**Written problem:** Reproduce all of the data exactly, with no line skipped.

── Supplied material

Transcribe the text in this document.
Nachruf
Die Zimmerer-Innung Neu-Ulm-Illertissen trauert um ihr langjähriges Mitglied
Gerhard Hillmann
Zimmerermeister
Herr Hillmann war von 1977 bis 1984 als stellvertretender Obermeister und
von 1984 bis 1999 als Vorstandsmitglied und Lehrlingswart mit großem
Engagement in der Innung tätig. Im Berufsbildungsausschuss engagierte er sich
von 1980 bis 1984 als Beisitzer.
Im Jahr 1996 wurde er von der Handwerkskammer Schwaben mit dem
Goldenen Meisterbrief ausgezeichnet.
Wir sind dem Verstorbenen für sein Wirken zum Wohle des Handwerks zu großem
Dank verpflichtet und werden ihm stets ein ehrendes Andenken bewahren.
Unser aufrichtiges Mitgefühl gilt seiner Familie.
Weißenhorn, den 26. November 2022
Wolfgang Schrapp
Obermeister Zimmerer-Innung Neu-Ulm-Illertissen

────

**Answer to the exercise:**
Transcribe the text in this document.
Nachruf
Die Zimmerer-Innung Neu-Ulm-Illertissen trauert um ihr langjähriges Mitglied
Gerhard Hillmann
Zimmerermeister
Herr Hillmann war von 1977 bis 1984 als stellvertretender Obermeister und
von 1984 bis 1999 als Vorstandsmitglied und Lehrlingswart mit großem
Engagement in der Innung tätig. Im Berufsbildungsausschuss engagierte er sich
von 1980 bis 1984 als Beisitzer.
Im Jahr 1996 wurde er von der Handwerkskammer Schwaben mit dem
Goldenen Meisterbrief ausgezeichnet.
Wir sind dem Verstorbenen für sein Wirken zum Wohle des Handwerks zu großem
Dank verpflichtet und werden ihm stets ein ehrendes Andenken bewahren.
Unser aufrichtiges Mitgefühl gilt seiner Familie.
Weißenhorn, den 26. November 2022
Wolfgang Schrapp
Obermeister Zimmerer-Innung Neu-Ulm-Illertissen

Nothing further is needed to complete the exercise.